**Challenge:** Report every line below that holds the word "text".

(Dataset entries)

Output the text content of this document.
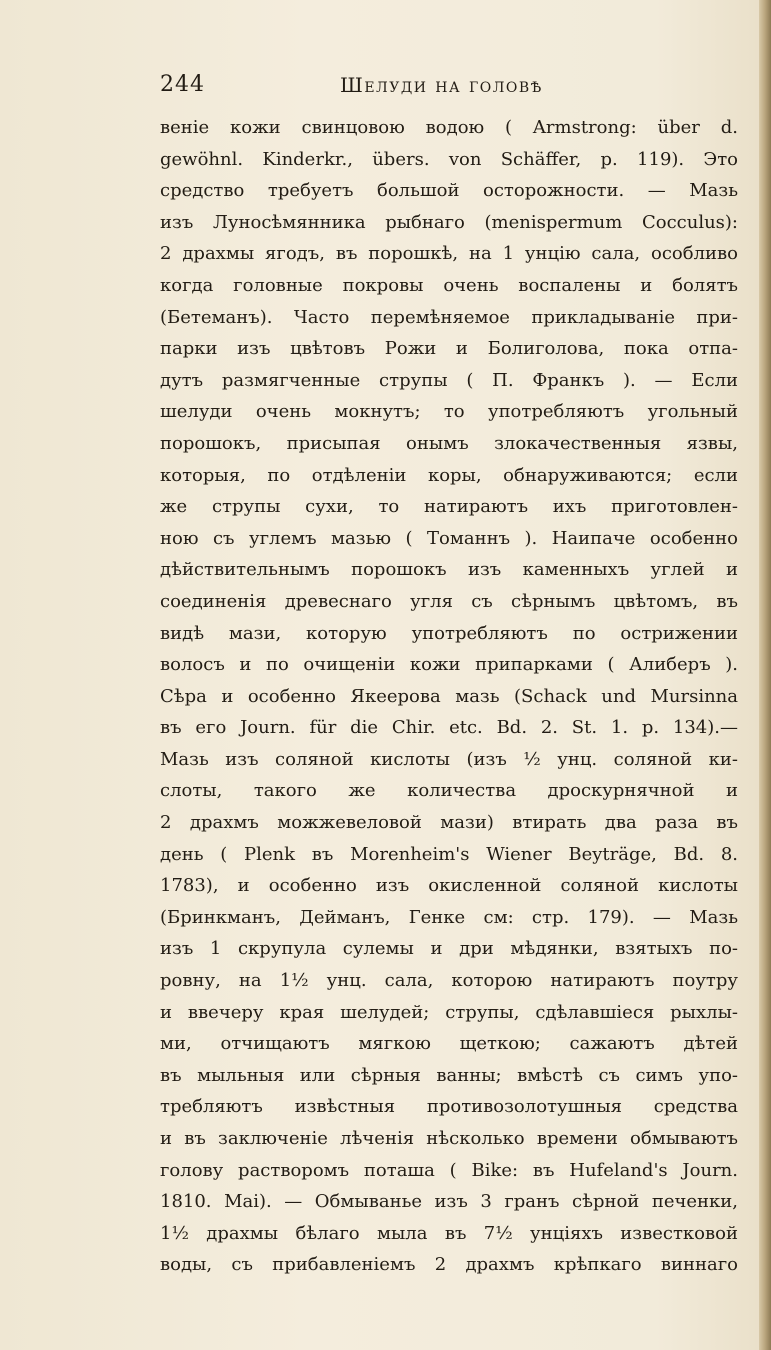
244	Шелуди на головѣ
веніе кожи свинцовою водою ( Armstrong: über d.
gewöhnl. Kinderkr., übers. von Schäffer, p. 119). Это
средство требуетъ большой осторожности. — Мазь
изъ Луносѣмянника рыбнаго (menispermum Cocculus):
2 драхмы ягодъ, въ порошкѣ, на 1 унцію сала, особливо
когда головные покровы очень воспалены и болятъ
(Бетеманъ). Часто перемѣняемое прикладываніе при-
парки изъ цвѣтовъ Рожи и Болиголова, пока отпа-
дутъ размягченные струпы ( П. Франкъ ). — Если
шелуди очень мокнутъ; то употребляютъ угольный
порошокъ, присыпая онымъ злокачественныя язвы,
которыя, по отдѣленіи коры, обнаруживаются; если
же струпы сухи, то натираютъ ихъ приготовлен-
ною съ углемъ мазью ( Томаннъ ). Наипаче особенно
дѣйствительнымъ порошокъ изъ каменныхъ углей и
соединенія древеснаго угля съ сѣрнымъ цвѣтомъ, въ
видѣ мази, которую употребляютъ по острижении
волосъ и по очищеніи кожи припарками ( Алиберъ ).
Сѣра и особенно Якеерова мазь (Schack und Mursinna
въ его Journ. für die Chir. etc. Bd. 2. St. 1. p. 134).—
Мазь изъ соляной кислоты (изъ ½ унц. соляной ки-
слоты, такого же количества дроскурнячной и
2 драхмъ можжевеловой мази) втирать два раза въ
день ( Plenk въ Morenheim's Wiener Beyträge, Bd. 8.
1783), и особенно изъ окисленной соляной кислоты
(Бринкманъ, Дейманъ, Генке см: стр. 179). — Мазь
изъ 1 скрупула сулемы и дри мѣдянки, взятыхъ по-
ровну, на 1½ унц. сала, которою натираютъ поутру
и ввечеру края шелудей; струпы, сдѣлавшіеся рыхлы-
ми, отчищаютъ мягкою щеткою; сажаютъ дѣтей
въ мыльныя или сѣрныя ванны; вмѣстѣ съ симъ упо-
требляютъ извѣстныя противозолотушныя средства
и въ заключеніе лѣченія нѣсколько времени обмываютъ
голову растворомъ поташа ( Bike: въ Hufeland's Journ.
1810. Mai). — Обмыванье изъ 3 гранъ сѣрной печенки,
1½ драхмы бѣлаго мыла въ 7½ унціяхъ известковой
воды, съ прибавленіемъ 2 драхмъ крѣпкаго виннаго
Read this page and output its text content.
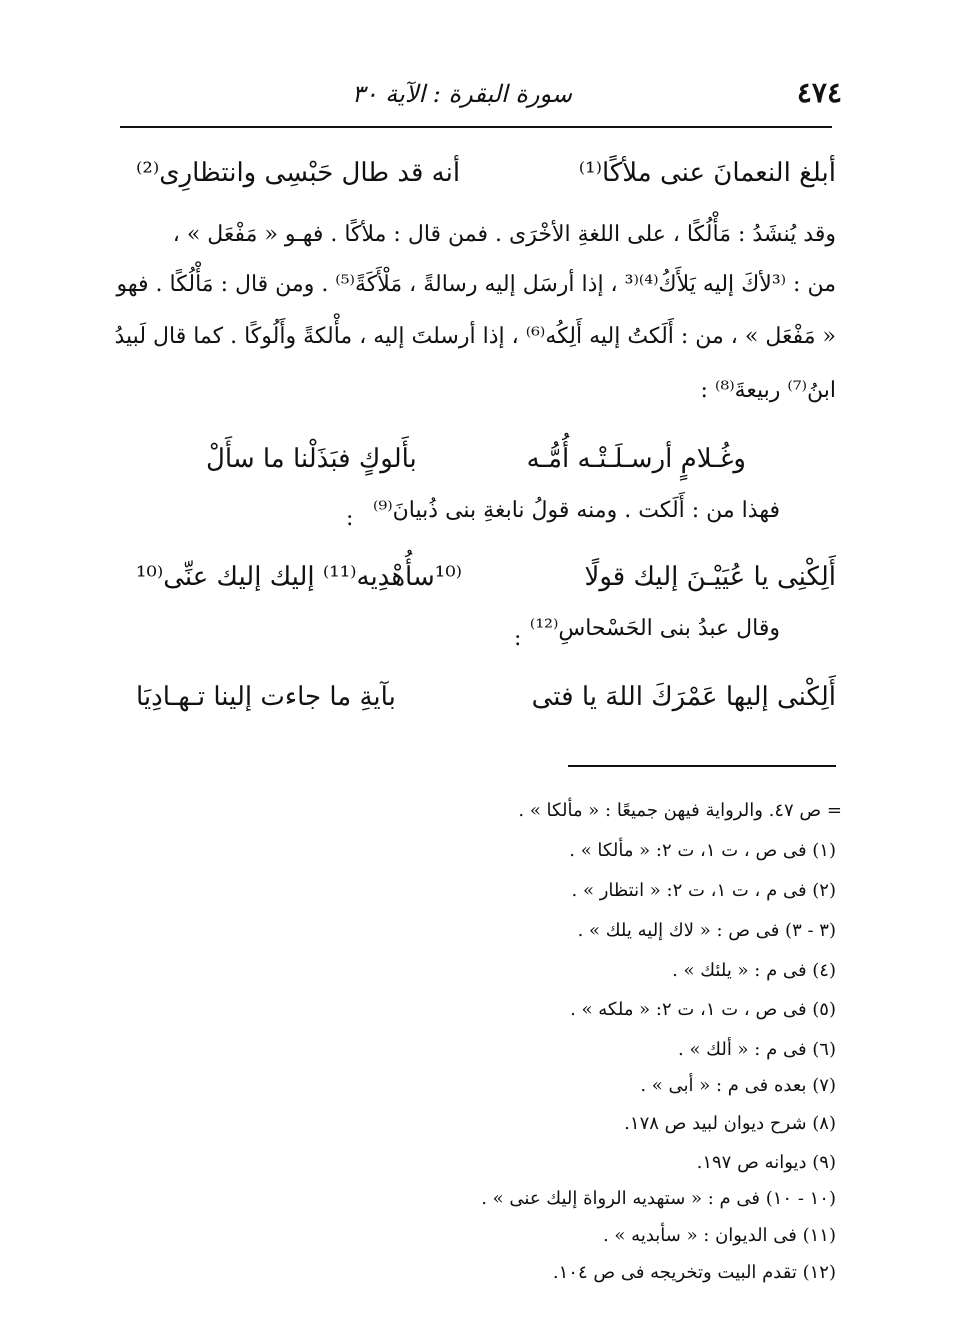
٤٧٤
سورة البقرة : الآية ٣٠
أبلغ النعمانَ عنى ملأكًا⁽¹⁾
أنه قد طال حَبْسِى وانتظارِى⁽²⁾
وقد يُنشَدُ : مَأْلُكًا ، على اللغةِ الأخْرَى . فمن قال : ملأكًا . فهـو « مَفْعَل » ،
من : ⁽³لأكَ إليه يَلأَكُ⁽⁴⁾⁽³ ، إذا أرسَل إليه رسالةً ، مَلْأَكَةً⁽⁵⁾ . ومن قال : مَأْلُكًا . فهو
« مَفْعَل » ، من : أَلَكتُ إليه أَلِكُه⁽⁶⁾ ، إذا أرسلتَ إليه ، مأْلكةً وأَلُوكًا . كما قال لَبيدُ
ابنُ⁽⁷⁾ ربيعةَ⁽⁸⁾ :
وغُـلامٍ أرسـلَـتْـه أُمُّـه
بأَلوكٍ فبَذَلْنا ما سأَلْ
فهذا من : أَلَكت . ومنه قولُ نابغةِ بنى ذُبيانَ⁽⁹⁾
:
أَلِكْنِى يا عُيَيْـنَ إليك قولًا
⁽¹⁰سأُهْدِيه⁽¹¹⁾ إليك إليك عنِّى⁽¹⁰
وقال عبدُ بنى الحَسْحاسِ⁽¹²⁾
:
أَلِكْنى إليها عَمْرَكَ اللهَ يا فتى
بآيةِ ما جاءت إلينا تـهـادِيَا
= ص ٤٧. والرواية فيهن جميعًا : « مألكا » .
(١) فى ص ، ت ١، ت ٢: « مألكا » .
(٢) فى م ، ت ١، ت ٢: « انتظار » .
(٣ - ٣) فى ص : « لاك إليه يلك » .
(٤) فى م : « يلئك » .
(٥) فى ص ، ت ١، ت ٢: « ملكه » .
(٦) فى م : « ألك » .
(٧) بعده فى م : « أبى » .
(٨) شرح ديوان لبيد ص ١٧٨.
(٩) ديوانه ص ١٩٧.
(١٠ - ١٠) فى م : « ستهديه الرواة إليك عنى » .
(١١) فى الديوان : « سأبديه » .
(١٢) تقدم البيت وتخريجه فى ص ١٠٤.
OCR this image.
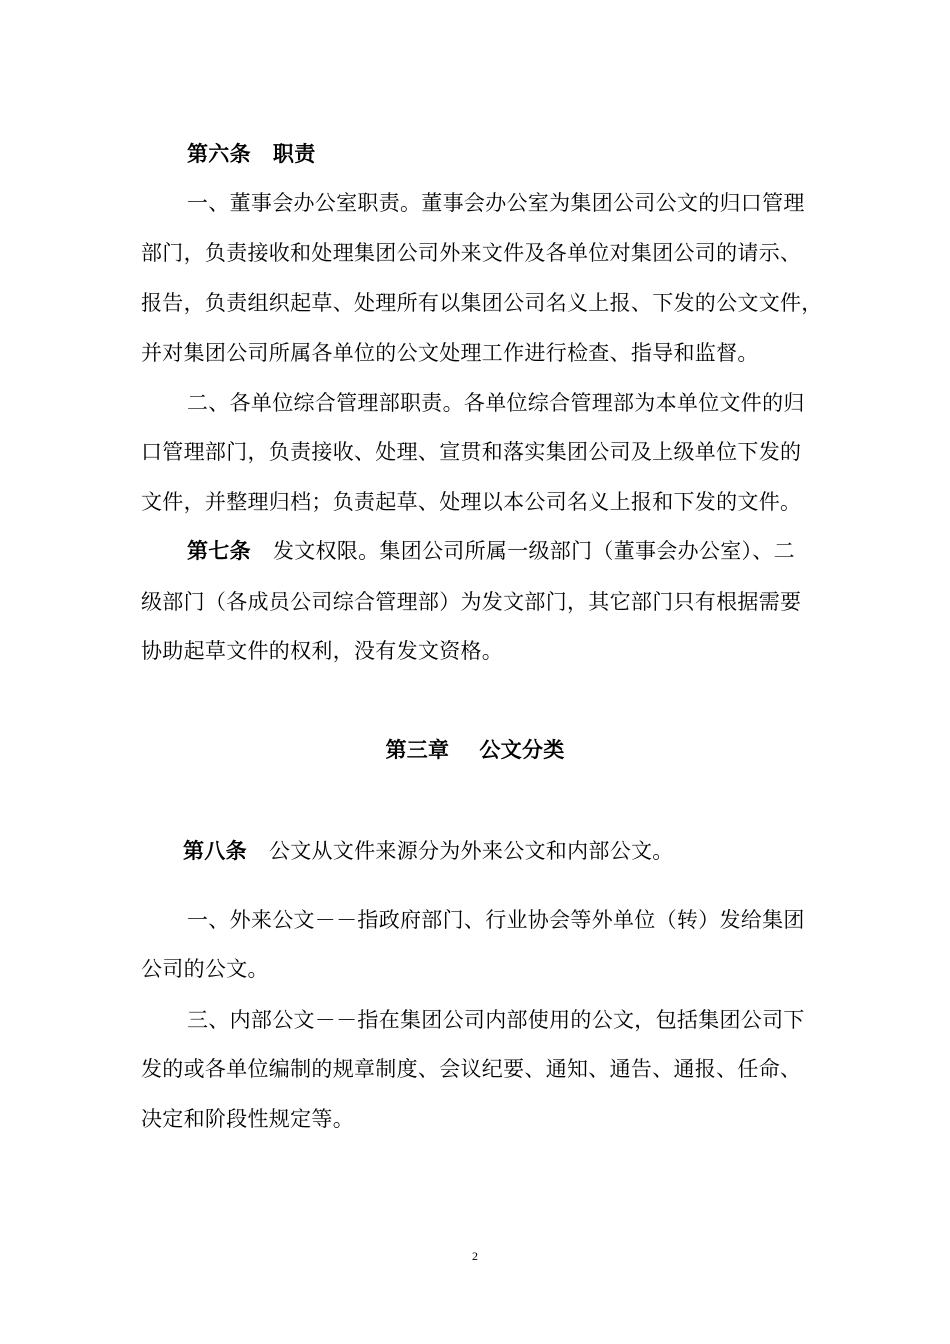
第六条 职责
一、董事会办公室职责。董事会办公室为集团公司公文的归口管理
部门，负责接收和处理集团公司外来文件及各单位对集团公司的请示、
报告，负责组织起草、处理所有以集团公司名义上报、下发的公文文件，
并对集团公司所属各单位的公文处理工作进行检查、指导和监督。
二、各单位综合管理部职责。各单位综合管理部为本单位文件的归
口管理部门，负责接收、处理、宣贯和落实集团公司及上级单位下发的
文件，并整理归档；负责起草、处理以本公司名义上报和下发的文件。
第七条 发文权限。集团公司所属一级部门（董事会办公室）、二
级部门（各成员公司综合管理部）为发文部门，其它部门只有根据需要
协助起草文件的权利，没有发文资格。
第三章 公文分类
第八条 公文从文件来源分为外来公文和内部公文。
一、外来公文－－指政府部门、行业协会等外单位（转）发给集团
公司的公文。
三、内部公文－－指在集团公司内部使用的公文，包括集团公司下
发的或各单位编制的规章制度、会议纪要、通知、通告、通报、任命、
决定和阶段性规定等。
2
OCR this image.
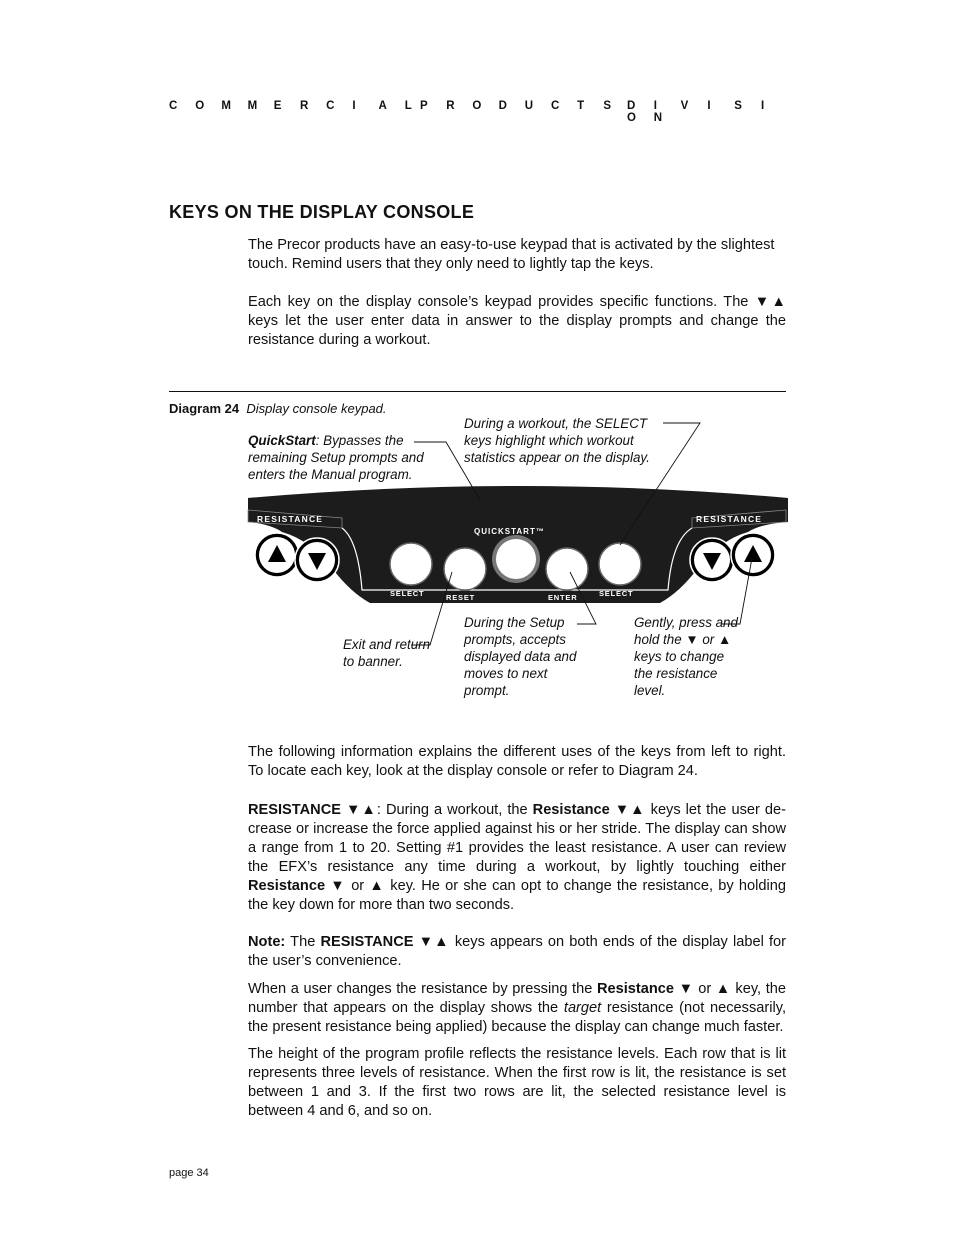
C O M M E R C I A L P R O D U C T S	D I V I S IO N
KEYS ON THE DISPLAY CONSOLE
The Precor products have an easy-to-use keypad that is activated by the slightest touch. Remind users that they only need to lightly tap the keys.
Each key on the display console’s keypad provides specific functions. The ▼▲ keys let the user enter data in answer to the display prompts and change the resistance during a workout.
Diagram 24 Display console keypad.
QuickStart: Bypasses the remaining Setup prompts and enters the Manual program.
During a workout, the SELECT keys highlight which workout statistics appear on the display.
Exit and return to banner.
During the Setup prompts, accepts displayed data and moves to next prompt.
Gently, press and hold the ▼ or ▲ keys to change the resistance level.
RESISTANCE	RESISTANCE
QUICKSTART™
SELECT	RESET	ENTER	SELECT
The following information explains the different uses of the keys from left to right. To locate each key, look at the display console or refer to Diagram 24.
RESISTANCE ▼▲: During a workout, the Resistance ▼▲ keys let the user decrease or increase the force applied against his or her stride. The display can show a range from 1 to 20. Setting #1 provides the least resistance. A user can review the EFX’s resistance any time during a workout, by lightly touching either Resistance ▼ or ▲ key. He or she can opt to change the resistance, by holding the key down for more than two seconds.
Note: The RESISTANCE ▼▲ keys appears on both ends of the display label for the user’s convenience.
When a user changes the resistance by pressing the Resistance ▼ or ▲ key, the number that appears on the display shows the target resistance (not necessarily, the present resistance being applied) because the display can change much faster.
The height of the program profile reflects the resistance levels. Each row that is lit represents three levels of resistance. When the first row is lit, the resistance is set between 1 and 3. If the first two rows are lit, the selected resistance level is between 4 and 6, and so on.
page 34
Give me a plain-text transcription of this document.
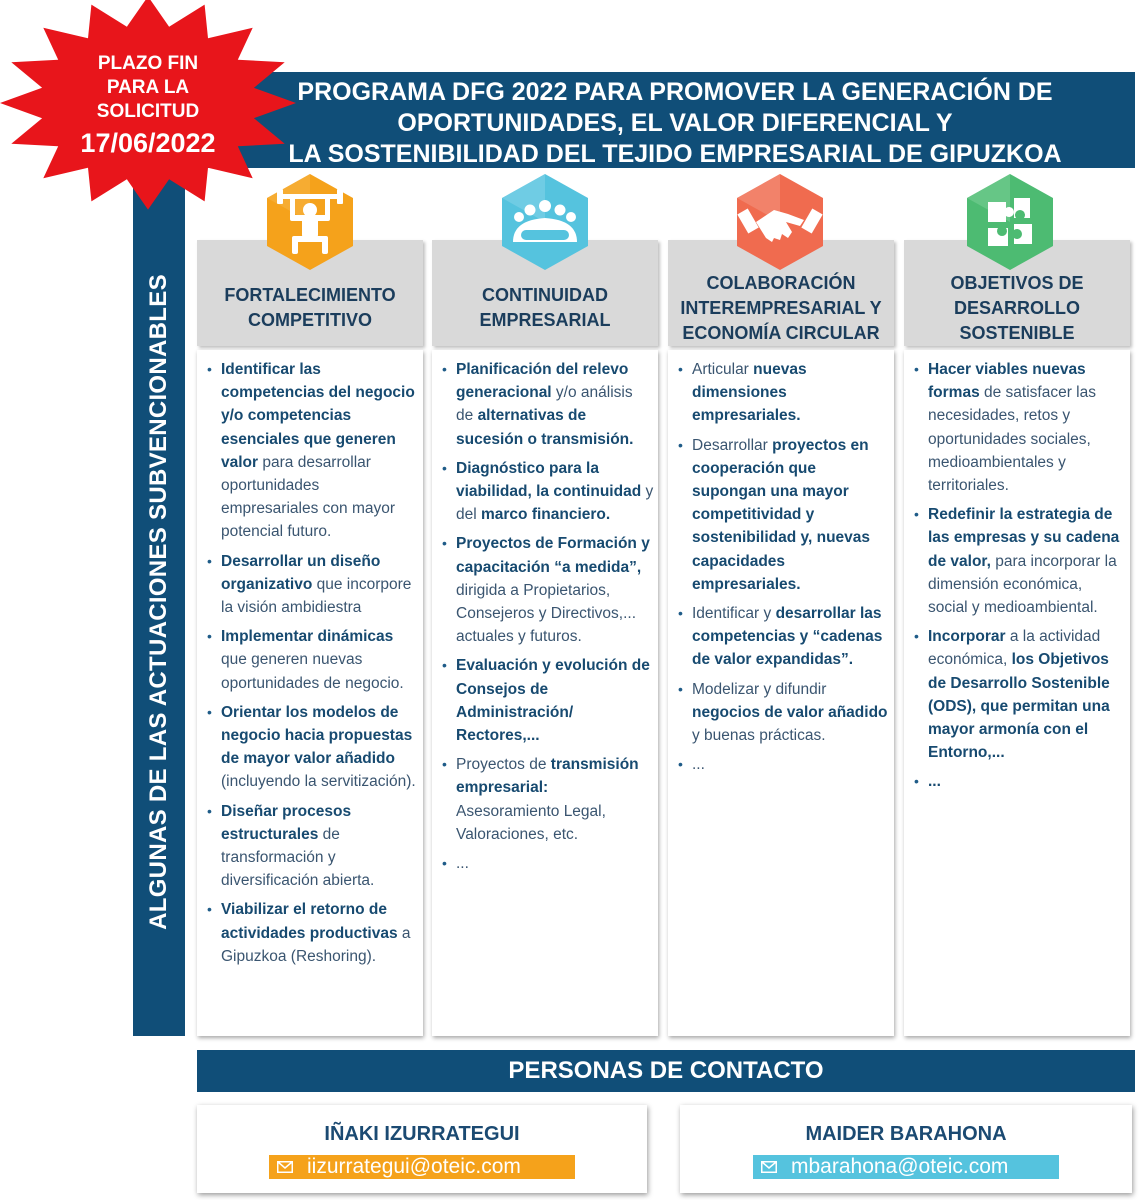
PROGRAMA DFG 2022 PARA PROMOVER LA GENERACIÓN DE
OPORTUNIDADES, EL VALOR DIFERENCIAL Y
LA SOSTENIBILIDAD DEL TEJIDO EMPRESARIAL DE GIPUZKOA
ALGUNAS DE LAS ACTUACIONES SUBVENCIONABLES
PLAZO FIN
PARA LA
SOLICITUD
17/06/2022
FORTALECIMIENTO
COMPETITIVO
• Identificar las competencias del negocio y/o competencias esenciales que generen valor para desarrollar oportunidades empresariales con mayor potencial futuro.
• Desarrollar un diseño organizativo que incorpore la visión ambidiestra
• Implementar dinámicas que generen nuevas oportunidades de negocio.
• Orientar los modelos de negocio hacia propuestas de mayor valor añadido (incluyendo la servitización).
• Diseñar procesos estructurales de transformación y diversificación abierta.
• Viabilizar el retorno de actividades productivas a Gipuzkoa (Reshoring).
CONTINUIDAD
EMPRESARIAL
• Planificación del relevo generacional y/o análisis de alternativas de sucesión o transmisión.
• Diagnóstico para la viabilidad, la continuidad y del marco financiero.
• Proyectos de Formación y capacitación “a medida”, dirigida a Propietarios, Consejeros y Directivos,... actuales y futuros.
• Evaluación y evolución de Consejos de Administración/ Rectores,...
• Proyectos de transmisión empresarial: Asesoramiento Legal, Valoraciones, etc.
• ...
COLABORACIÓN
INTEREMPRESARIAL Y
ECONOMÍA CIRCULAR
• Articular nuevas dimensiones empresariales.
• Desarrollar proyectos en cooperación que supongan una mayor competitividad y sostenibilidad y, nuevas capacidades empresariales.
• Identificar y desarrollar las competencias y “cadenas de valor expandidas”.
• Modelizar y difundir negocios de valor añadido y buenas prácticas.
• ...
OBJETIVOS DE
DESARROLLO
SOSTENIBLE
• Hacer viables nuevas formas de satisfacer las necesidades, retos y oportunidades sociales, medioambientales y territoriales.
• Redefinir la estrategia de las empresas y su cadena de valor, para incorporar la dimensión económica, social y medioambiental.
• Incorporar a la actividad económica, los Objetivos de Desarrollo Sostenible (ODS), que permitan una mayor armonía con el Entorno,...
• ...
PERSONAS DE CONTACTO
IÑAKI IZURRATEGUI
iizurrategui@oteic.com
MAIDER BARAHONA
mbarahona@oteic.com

**Full response:**
Output the text content of this document.
Read this page and output its text content.
Give me a plain-text transcription of this document.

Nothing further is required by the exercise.